- [What to produce]
Write out all of the lines below, exactly and completely.

- [Excerpted data]
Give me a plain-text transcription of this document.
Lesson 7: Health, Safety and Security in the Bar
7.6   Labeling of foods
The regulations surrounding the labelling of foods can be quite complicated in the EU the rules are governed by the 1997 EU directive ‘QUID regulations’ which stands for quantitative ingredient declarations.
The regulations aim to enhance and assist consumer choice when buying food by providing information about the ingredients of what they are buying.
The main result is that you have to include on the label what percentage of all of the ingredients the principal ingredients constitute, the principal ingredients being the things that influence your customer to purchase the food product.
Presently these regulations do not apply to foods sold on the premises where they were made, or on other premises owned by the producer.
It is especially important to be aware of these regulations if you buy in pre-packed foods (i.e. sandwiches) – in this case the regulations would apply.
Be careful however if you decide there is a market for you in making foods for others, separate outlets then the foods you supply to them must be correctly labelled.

- [Answer to this problem]
Give me a plain-text transcription of this document.
Lesson 7: Health, Safety and Security in the Bar
7.6   Labeling of foods
The regulations surrounding the labelling of foods can be quite complicated in the EU the rules are governed by the 1997 EU directive ‘QUID regulations’ which stands for quantitative ingredient declarations.
The regulations aim to enhance and assist consumer choice when buying food by providing information about the ingredients of what they are buying.
The main result is that you have to include on the label what percentage of all of the ingredients the principal ingredients constitute, the principal ingredients being the things that influence your customer to purchase the food product.
Presently these regulations do not apply to foods sold on the premises where they were made, or on other premises owned by the producer.
It is especially important to be aware of these regulations if you buy in pre-packed foods (i.e. sandwiches) – in this case the regulations would apply.
Be careful however if you decide there is a market for you in making foods for others, separate outlets then the foods you supply to them must be correctly labelled.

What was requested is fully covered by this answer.